*What is required*. Can you rewrite the stretch of the listing below, from the line containing "margin-ref-text: John 1.3;" through the line containing "margin-ref (470, 895, 620, 912)" (both ends included), as a JSON list of strings with one string per line and no blank lines?

*Extracted records*.
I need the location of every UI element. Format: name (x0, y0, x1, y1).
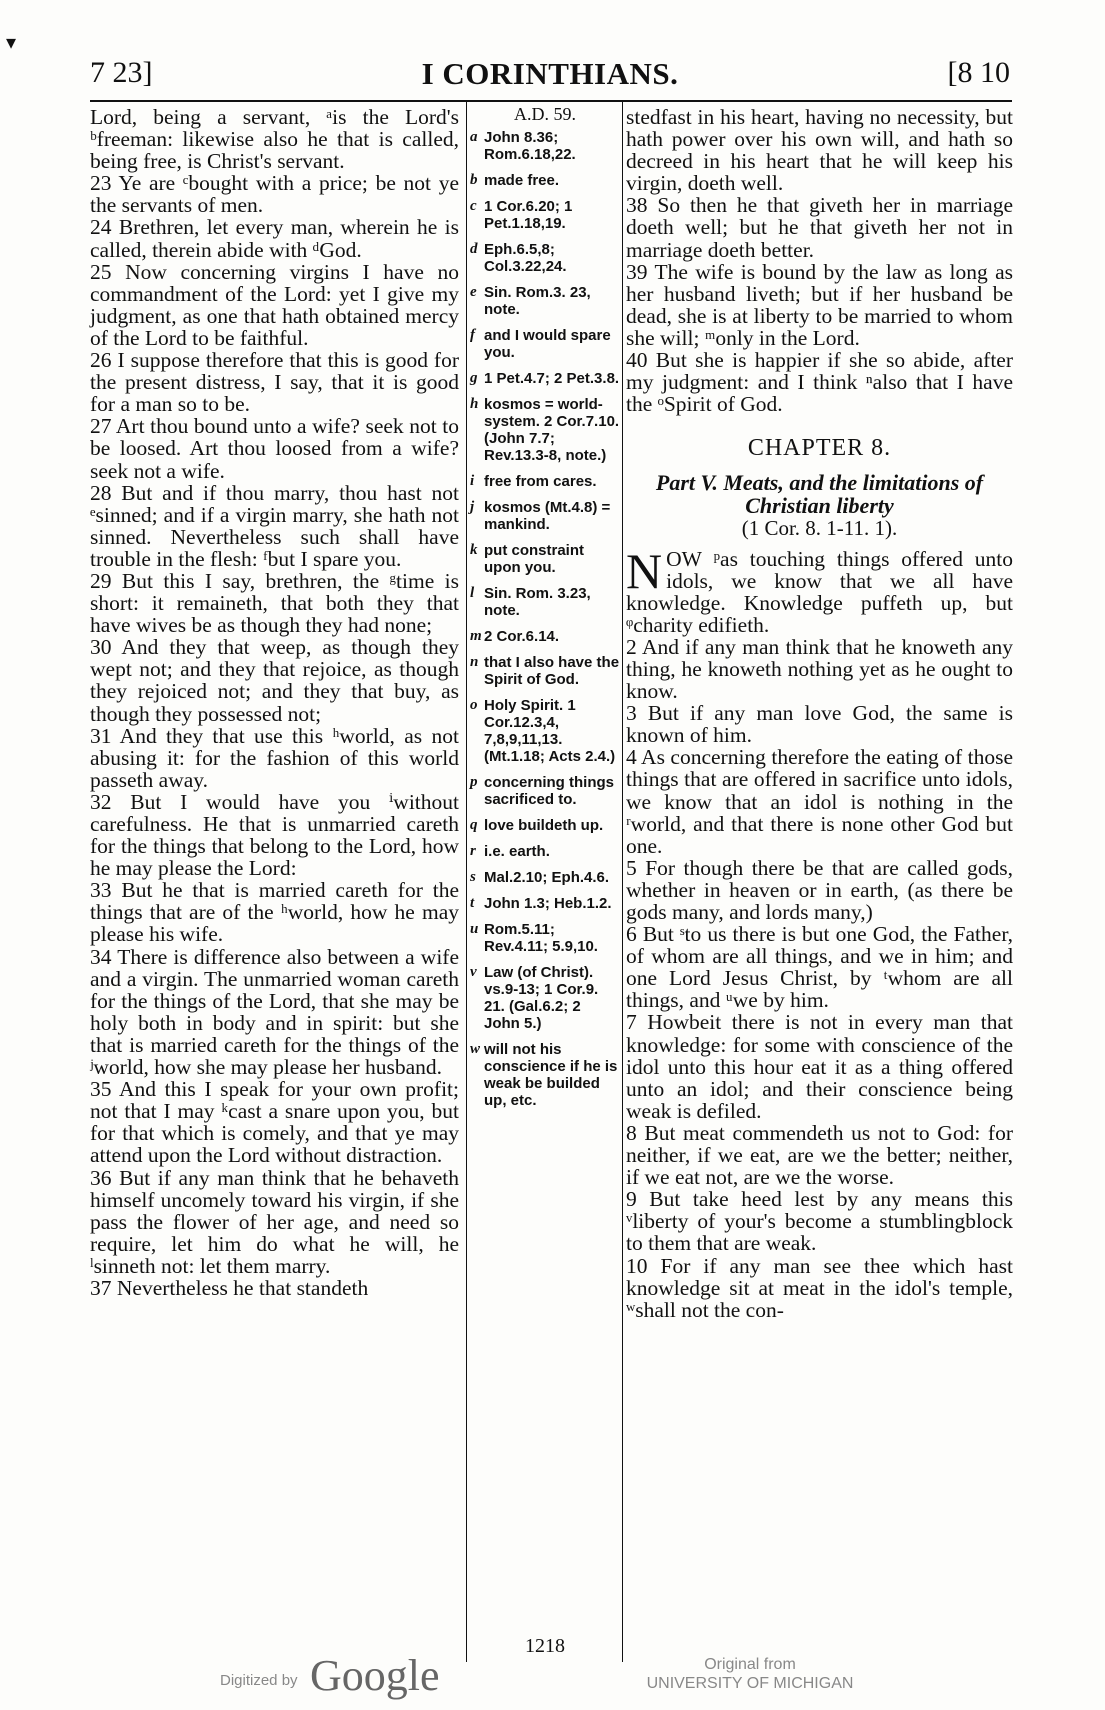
margin-ref-text: John 1.3; Heb.1.2. (484, 895, 612, 912)
margin-ref (470, 499, 620, 533)
margin-ref-letter: l (470, 585, 475, 601)
margin-ref-text: 1 Pet.4.7; 2 Pet.3.8. (484, 370, 620, 387)
margin-ref (470, 697, 620, 765)
margin-ref (470, 895, 620, 912)
verse-paragraph: 34 There is difference also between a wife and a virgin. The unmarried woman careth for the things of the Lord, that she may be holy both in body and in spirit: but she that is married careth for the things of the ʲworld, how she may please her husband. (90, 944, 459, 1080)
page-number: 1218 (525, 1635, 565, 1657)
margin-date: A.D. 59. (514, 104, 576, 124)
margin-ref-letter: a (470, 129, 478, 145)
margin-ref-text: that I also have the Spirit of God. (484, 654, 620, 688)
verse-paragraph: 4 As concerning therefore the eating of those things that are offered in sacrifice unto idols, we know that an idol is nothing in the ʳworld, and that there is none other God but one. (626, 745, 1013, 858)
margin-ref (470, 370, 620, 387)
column-divider-left (466, 102, 467, 1662)
university-label: UNIVERSITY OF MICHIGAN (646, 1675, 854, 1692)
verse-paragraph: stedfast in his heart, having no necessity, but hath power over his own will, and hath so decreed in his heart that he will keep his virgin, doeth well. (626, 105, 1013, 196)
verse-paragraph: 9 But take heed lest by any means this ᵛliberty of your's become a stumblingblock to them that are weak. (626, 1187, 1013, 1256)
margin-ref-text: John 8.36; Rom.6.18,22. (484, 129, 576, 163)
margin-ref (470, 628, 620, 645)
right-text-column (626, 106, 1013, 1321)
margin-ref-letter: r (470, 843, 476, 859)
book-title: I CORINTHIANS. (421, 56, 679, 91)
verse-paragraph: 3 But if any man love God, the same is known of him. (626, 701, 1013, 748)
first-verse-text: OW ᵖas touching things offered unto idols, we know that we all have knowledge. Knowledge puffeth up, but ᵠcharity edifieth. (626, 546, 1013, 637)
margin-ref-text: Holy Spirit. 1 Cor.12.3,4, 7,8,9,11,13. (Mt.1.18; Acts 2.4.) (484, 697, 616, 765)
margin-ref (470, 921, 620, 955)
margin-ref-text: will not his conscience if he is weak be builded up, etc. (484, 1041, 618, 1109)
page-header (90, 56, 1010, 96)
corner-mark: ▾ (6, 32, 17, 54)
margin-ref (470, 542, 620, 576)
margin-ref-text: Law (of Christ). vs.9-13; 1 Cor.9. 21. (Gal.6.2; 2 John 5.) (484, 964, 599, 1032)
margin-ref (470, 129, 620, 163)
margin-ref (470, 964, 620, 1032)
margin-ref (470, 1041, 620, 1109)
margin-ref-letter: e (470, 284, 477, 300)
margin-ref-text: 1 Cor.6.20; 1 Pet.1.18,19. (484, 198, 573, 232)
verse-paragraph: 25 Now concerning virgins I have no commandment of the Lord: yet I give my judgment, as one that hath obtained mercy of the Lord to be faithful. (90, 259, 459, 350)
margin-ref-letter: v (470, 964, 477, 980)
margin-ref-text: made free. (484, 172, 560, 189)
margin-ref-letter: j (470, 499, 475, 515)
digitized-by-google (220, 1650, 440, 1710)
margin-ref-letter: p (470, 774, 478, 790)
chapter-title: CHAPTER 8. (747, 435, 892, 462)
margin-ref-letter: q (470, 817, 478, 833)
verse-paragraph: 30 And they that weep, as though they wept not; and they that rejoice, as though they rejoiced not; and they that buy, as though they possessed not; (90, 635, 459, 726)
verse-paragraph: 6 But ˢto us there is but one God, the Father, of whom are all things, and we in him; and one Lord Jesus Christ, by ᵗwhom are all things, and ᵘwe by him. (626, 922, 1013, 1013)
verse-paragraph: 36 But if any man think that he behaveth himself uncomely toward his virgin, if she pass the flower of her age, and need so require, let him do what he will, he ˡsinneth not: let them marry. (90, 1165, 459, 1278)
margin-ref-list (470, 129, 620, 1109)
margin-ref-letter: w (470, 1041, 481, 1057)
margin-references (470, 106, 620, 1118)
margin-ref (470, 817, 620, 834)
margin-ref-text: kosmos (Mt.4.8) = mankind. (484, 499, 611, 533)
column-divider-right (622, 102, 623, 1662)
margin-ref-letter: u (470, 921, 479, 937)
verse-paragraph: 37 Nevertheless he that standeth (90, 1275, 369, 1300)
verse-paragraph: 29 But this I say, brethren, the ᵍtime is short: it remaineth, that both they that have wives be as though they had none; (90, 568, 459, 638)
verse-paragraph: 5 For though there be that are called gods, whether in heaven or in earth, (as there be gods many, and lords many,) (626, 855, 1013, 924)
margin-ref (470, 327, 620, 361)
verse-paragraph: 23 Ye are ᶜbought with a price; be not ye the servants of men. (90, 171, 459, 218)
margin-ref (470, 654, 620, 688)
margin-ref (470, 284, 620, 318)
drop-cap: N (626, 542, 663, 599)
google-logo: Google (310, 1651, 440, 1700)
margin-ref-text: Sin. Rom. 3.23, note. (484, 585, 591, 619)
verse-paragraph: 40 But she is happier if she so abide, after my judgment: and I think ⁿalso that I have the ᵒSpirit of God. (626, 348, 1013, 417)
verse-paragraph: 39 The wife is bound by the law as long as her husband liveth; but if her husband be dead, she is at liberty to be married to whom she will; ᵐonly in the Lord. (626, 259, 1013, 350)
verse-paragraph: 10 For if any man see thee which hast knowledge sit at meat in the idol's temple, ʷshall not the con- (626, 1253, 1013, 1322)
margin-ref-text: Rom.5.11; Rev.4.11; 5.9,10. (484, 921, 598, 955)
verse-paragraph: 2 And if any man think that he knoweth any thing, he knoweth nothing yet as he ought to know. (626, 634, 1013, 704)
margin-ref-letter: o (470, 697, 478, 713)
margin-ref-text: put constraint upon you. (484, 542, 584, 576)
margin-ref-letter: i (470, 473, 475, 489)
margin-ref-letter: d (470, 241, 478, 257)
margin-ref-letter: n (470, 654, 479, 670)
margin-ref-text: and I would spare you. (484, 327, 611, 361)
margin-ref-text: 2 Cor.6.14. (484, 628, 560, 645)
margin-ref-letter: k (470, 542, 478, 558)
margin-ref (470, 396, 620, 464)
margin-ref-letter: c (470, 198, 477, 214)
original-from (600, 1655, 900, 1693)
margin-ref (470, 241, 620, 275)
verse-paragraph: 31 And they that use this ʰworld, as not abusing it: for the fashion of this world passeth away. (90, 723, 459, 792)
header-left-ref: 7 23] (90, 56, 153, 89)
header-rule (90, 100, 1012, 102)
verse-paragraph: 26 I suppose therefore that this is good for the present distress, I say, that it is good for a man so to be. (90, 348, 459, 417)
margin-ref-text: Mal.2.10; Eph.4.6. (484, 869, 610, 886)
margin-ref-text: i.e. earth. (484, 843, 550, 860)
right-column-verses (626, 106, 1013, 415)
margin-ref-letter: g (470, 370, 478, 386)
margin-ref (470, 198, 620, 232)
header-right-ref: [8 10 (947, 56, 1010, 89)
margin-ref-letter: m (470, 628, 482, 644)
margin-ref-letter: b (470, 172, 478, 188)
verse-paragraph: Lord, being a servant, ᵃis the Lord's ᵇfreeman: likewise also he that is called, being free, is Christ's servant. (90, 105, 459, 174)
margin-ref (470, 869, 620, 886)
margin-ref-text: kosmos = world-system. 2 Cor.7.10. (John 7.7; Rev.13.3-8, note.) (484, 396, 620, 464)
margin-ref-letter: t (470, 895, 475, 911)
margin-ref (470, 843, 620, 860)
margin-ref-text: Sin. Rom.3. 23, note. (484, 284, 591, 318)
margin-ref (470, 172, 620, 189)
verse-paragraph: 27 Art thou bound unto a wife? seek not to be loosed. Art thou loosed from a wife? seek not a wife. (90, 414, 459, 483)
margin-ref-letter: f (470, 327, 475, 343)
verse-paragraph: 35 And this I speak for your own profit; not that I may ᵏcast a snare upon you, but for that which is comely, and that ye may attend upon the Lord without distraction. (90, 1077, 459, 1168)
part-reference: (1 Cor. 8. 1-11. 1). (741, 516, 898, 541)
verse-paragraph: 38 So then he that giveth her in marriage doeth well; but he that giveth her not in marriage doeth better. (626, 193, 1013, 262)
margin-ref (470, 585, 620, 619)
chapter-verses (626, 636, 1013, 1321)
margin-ref-letter: h (470, 396, 479, 412)
part-heading: Part V. Meats, and the limitations of Christian liberty (655, 470, 984, 519)
margin-ref-letter: s (470, 869, 476, 885)
digitized-by-label: Digitized by (220, 1672, 298, 1689)
first-verse (626, 542, 1013, 637)
verse-paragraph: 24 Brethren, let every man, wherein he is called, therein abide with ᵈGod. (90, 215, 459, 262)
margin-ref-text: Eph.6.5,8; Col.3.22,24. (484, 241, 567, 275)
margin-ref (470, 473, 620, 490)
margin-ref-text: free from cares. (484, 473, 597, 490)
verse-paragraph: 8 But meat commendeth us not to God: for neither, if we eat, are we the better; neither, if we eat not, are we the worse. (626, 1120, 1013, 1190)
margin-ref (470, 774, 620, 808)
verse-paragraph: 32 But I would have you ⁱwithout carefulness. He that is unmarried careth for the things that belong to the Lord, how he may please the Lord: (90, 789, 459, 881)
left-text-column (90, 106, 459, 1299)
original-from-label: Original from (704, 1656, 796, 1673)
margin-ref-text: love buildeth up. (484, 817, 604, 834)
verse-paragraph: 33 But he that is married careth for the things that are of the ʰworld, how he may please his wife. (90, 878, 459, 947)
margin-ref-text: concerning things sacrificed to. (484, 774, 615, 808)
verse-paragraph: 28 But and if thou marry, thou hast not ᵉsinned; and if a virgin marry, she hath not sinned. Nevertheless such shall have trouble in the flesh: ᶠbut I spare you. (90, 480, 459, 571)
verse-paragraph: 7 Howbeit there is not in every man that knowledge: for some with conscience of the idol unto this hour eat it as a thing offered unto an idol; and their conscience being weak is defiled. (626, 1010, 1013, 1123)
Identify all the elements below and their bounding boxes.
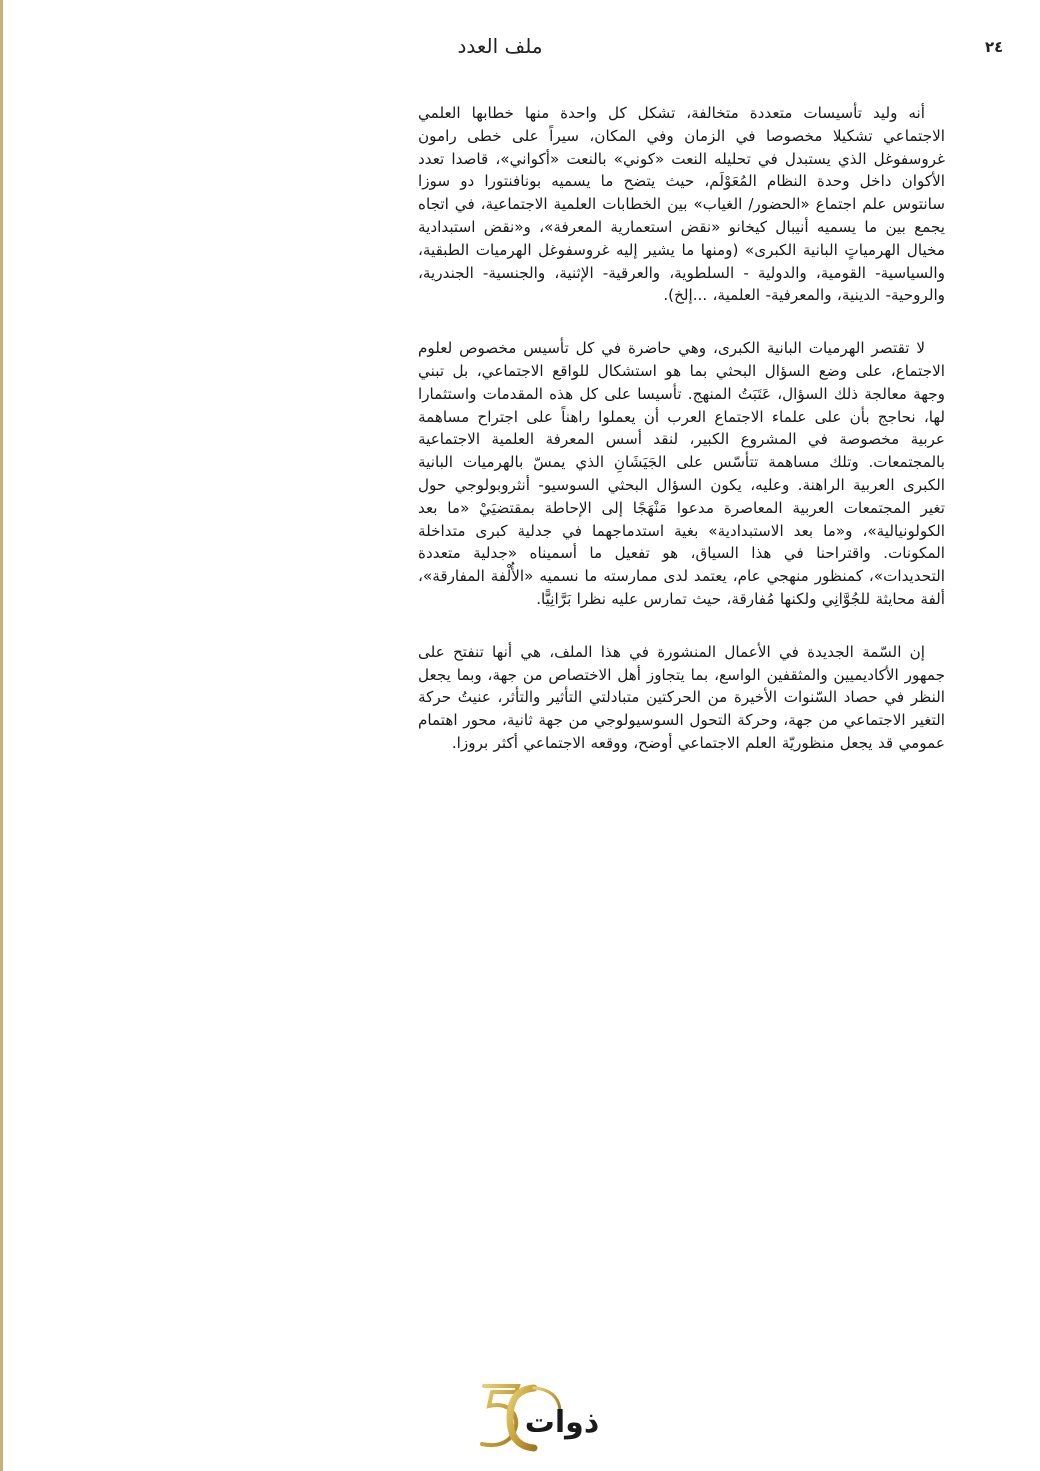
logo-wordmark: ذوات bbox=[524, 1405, 600, 1440]
page-edge-rule bbox=[0, 0, 3, 1471]
article-body bbox=[418, 102, 945, 785]
page-number: ٢٤ bbox=[985, 38, 1004, 56]
paragraph-1: أنه وليد تأسيسات متعددة متخالفة، تشكل كل واحدة منها خطابها العلمي الاجتماعي تشكيلا مخصوصا في الزمان وفي المكان، سيراً على خطى رامون غروسفوغل الذي يستبدل في تحليله النعت «كوني» بالنعت «أكواني»، قاصدا تعدد الأكوان داخل وحدة النظام المُعَوْلَم، حيث يتضح ما يسميه بونافنتورا دو سوزا سانتوس علم اجتماع «الحضور/ الغياب» بين الخطابات العلمية الاجتماعية، في اتجاه يجمع بين ما يسميه أنيبال كيخانو «نقض استعمارية المعرفة»، و«نقض استبدادية مخيال الهرمياتٍ البانية الكبرى» (ومنها ما يشير إليه غروسفوغل الهرميات الطبقية، والسياسية- القومية، والدولية - السلطوية، والعرقية- الإثنية، والجنسية- الجندرية، والروحية- الدينية، والمعرفية- العلمية، ...إلخ). bbox=[418, 104, 945, 305]
paragraph-3: إن السّمة الجديدة في الأعمال المنشورة في هذا الملف، هي أنها تنفتح على جمهور الأكاديميين والمثقفين الواسع، بما يتجاوز أهل الاختصاص من جهة، وبما يجعل النظر في حصاد السّنوات الأخيرة من الحركتين متبادلتي التأثير والتأثر، عنيتُ حركة التغير الاجتماعي من جهة، وحركة التحول السوسيولوجي من جهة ثانية، محور اهتمام عمومي قد يجعل منظوريّة العلم الاجتماعي أوضح، ووقعه الاجتماعي أكثر بروزا. bbox=[418, 642, 945, 752]
section-title: ملف العدد bbox=[457, 34, 543, 58]
dhawat-50-logo bbox=[470, 1380, 610, 1452]
paragraph-2: لا تقتصر الهرميات البانية الكبرى، وهي حاضرة في كل تأسيس مخصوص لعلوم الاجتماع، على وضع السؤال البحثي بما هو استشكال للواقع الاجتماعي، بل تبني وجهة معالجة ذلك السؤال، عَتَبَتُ المنهج. تأسيسا على كل هذه المقدمات واستثمارا لها، نحاجج بأن على علماء الاجتماع العرب أن يعملوا راهناً على اجتراح مساهمة عربية مخصوصة في المشروع الكبير، لنقد أسس المعرفة العلمية الاجتماعية بالمجتمعات. وتلك مساهمة تتأسّس على الجَيَشَانِ الذي يمسّ بالهرميات البانية الكبرى العربية الراهنة. وعليه، يكون السؤال البحثي السوسيو- أنثروبولوجي حول تغير المجتمعات العربية المعاصرة مدعوا مَنْهَجًا إلى الإحاطة بمقتضيَيْ «ما بعد الكولونيالية»، و«ما بعد الاستبدادية» بغية استدماجهما في جدلية كبرى متداخلة المكونات. واقتراحنا في هذا السياق، هو تفعيل ما أسميناه «جدلية متعددة التحديدات»، كمنظور منهجي عام، يعتمد لدى ممارسته ما نسميه «الأُلْفة المفارقة»، ألفة محايثة للجُوَّانِي ولكنها مُفارقة، حيث تمارس عليه نظرا بَرَّانِيًّا. bbox=[418, 339, 945, 608]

*Final answer*.
[
  "margin-ref-text: John 1.3; Heb.1.2. (484, 895, 612, 912)",
  "margin-ref (470, 499, 620, 533)",
  "margin-ref-letter: l (470, 585, 475, 601)",
  "margin-ref-text: 1 Pet.4.7; 2 Pet.3.8. (484, 370, 620, 387)",
  "margin-ref (470, 697, 620, 765)",
  "margin-ref (470, 895, 620, 912)"
]